• [WHAT IS NEEDED]: Copy out each line featuring the string "võib" from the entries beneath.
★ ★ ★
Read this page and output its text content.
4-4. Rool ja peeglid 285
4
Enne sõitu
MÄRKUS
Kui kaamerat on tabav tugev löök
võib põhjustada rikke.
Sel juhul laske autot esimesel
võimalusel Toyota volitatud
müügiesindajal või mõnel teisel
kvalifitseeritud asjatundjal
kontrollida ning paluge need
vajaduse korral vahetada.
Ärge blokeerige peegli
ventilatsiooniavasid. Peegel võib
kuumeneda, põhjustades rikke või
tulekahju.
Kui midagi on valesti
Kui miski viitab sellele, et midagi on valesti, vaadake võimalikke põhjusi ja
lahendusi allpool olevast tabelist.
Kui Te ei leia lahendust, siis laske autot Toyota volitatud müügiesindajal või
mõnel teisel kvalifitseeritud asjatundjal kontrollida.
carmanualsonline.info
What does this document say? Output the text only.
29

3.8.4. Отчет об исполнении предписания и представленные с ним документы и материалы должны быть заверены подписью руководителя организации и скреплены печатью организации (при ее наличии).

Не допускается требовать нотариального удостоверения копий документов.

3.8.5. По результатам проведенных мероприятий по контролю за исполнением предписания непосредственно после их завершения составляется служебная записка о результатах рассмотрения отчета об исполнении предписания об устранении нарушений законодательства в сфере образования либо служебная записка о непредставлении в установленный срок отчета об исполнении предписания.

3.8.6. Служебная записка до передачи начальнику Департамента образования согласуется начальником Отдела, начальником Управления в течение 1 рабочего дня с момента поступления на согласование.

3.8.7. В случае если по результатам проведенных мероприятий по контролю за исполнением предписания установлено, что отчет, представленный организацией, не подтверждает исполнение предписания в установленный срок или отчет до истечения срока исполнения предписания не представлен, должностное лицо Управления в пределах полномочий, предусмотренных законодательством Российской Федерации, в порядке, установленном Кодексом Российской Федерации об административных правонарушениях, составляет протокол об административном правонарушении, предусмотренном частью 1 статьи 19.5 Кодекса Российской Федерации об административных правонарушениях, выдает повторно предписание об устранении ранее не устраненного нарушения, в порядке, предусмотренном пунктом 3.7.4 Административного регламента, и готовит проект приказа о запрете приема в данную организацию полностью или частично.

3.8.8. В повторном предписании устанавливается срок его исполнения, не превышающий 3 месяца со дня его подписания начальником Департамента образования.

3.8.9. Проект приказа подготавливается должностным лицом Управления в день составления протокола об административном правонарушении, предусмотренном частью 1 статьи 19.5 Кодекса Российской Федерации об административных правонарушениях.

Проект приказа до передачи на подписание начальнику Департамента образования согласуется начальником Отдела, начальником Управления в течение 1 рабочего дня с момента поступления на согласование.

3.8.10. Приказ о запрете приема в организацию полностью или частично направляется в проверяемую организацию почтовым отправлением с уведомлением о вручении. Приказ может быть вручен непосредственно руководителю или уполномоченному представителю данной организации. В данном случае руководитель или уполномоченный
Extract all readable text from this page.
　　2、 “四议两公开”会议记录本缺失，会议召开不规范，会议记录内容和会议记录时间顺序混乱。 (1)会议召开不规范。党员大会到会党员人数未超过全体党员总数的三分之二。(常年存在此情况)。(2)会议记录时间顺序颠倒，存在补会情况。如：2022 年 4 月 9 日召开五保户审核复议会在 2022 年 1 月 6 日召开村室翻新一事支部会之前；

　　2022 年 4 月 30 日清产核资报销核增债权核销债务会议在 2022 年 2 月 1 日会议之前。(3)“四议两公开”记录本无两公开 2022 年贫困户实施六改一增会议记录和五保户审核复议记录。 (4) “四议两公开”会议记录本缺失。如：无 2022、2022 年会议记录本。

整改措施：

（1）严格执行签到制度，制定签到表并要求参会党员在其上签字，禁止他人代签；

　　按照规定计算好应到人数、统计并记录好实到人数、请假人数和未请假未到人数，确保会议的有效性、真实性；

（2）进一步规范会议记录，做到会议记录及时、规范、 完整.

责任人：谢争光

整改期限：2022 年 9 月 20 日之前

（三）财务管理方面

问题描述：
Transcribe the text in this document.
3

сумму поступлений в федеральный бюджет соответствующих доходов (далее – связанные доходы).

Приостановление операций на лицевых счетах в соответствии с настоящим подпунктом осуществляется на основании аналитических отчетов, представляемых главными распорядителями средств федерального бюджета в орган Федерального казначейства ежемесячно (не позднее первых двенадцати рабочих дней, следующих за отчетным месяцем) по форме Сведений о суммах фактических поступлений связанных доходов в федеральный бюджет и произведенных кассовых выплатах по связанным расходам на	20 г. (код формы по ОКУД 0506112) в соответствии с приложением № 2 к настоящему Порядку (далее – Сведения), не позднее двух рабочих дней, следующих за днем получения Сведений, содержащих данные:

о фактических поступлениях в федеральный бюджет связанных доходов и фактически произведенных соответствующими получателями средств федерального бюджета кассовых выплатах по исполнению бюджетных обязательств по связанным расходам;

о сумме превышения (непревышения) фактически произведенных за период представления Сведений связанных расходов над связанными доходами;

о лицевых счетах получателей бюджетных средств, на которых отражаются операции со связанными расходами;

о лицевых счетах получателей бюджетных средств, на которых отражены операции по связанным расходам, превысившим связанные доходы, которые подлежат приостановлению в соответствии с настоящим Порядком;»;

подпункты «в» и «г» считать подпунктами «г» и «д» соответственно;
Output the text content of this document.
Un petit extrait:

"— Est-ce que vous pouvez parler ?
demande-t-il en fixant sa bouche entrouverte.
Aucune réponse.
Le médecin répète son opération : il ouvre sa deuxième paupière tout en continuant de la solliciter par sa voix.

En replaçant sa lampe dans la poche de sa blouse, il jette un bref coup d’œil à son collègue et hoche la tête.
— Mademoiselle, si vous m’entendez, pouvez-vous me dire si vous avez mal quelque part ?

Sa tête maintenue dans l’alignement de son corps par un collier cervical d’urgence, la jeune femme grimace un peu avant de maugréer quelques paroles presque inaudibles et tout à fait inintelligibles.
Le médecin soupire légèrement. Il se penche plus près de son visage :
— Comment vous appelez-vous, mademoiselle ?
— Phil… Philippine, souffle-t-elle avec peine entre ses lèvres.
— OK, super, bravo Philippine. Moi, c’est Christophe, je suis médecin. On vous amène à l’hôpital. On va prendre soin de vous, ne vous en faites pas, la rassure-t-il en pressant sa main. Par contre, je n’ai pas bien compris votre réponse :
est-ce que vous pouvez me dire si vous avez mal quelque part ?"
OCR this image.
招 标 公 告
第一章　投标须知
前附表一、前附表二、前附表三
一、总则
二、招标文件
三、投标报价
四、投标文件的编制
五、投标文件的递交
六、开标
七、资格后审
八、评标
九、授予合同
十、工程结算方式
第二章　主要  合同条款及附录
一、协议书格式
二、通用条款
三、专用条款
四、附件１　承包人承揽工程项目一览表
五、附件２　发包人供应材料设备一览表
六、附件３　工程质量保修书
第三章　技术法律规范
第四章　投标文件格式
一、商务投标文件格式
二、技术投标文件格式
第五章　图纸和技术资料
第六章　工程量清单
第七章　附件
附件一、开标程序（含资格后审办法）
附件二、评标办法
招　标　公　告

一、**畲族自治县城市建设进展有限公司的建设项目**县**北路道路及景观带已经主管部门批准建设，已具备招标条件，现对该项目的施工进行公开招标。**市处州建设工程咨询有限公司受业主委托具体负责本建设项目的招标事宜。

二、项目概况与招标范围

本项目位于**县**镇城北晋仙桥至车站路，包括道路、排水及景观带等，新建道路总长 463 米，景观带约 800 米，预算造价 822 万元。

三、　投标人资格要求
★ ★ ★
• [OUTPUT FOR THIS TASK]:
võib põhjustada rikke.
ventilatsiooniavasid. Peegel võib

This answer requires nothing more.